» **WHAT YOU NEED TO DO**
Collect each line containing "their".

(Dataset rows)

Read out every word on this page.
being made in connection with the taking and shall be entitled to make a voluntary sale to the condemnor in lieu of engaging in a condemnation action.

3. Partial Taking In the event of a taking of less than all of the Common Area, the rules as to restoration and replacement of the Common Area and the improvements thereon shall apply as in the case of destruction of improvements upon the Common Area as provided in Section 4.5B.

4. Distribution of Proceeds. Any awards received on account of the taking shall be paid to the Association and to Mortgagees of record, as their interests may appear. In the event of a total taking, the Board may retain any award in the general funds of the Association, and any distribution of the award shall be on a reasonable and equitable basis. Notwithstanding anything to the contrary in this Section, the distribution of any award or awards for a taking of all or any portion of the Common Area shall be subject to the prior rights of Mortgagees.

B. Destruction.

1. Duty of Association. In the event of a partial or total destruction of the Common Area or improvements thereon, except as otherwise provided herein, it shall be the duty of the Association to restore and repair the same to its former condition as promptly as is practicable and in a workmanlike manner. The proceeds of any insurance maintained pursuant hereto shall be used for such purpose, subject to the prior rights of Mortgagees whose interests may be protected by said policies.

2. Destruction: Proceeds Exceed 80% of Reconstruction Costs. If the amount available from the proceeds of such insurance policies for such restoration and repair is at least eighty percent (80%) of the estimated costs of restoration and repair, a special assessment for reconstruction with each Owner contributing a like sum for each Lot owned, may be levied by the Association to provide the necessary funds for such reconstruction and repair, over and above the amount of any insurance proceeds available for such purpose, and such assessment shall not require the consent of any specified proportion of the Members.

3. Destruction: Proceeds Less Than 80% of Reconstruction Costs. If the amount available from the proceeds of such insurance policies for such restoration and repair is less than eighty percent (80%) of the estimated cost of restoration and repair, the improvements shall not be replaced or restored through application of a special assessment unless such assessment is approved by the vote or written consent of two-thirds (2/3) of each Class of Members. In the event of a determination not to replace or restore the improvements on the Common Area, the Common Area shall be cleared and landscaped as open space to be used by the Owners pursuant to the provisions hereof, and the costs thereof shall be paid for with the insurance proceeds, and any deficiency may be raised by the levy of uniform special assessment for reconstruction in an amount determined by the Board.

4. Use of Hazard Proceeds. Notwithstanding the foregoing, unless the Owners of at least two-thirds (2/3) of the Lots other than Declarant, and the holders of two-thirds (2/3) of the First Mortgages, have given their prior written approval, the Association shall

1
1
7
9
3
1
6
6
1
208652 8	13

» **ANSWER FOR THE TASK**
4. Distribution of Proceeds. Any awards received on account of the taking shall be paid to the Association and to Mortgagees of record, as their interests may appear. In the event of a total taking, the Board may retain any award in the general funds of the Association, and any distribution of the award shall be on a reasonable and equitable basis. Notwithstanding anything to the contrary in this Section, the distribution of any award or awards for a taking of all or any portion of the Common Area shall be subject to the prior rights of Mortgagees.
4. Use of Hazard Proceeds. Notwithstanding the foregoing, unless the Owners of at least two-thirds (2/3) of the Lots other than Declarant, and the holders of two-thirds (2/3) of the First Mortgages, have given their prior written approval, the Association shall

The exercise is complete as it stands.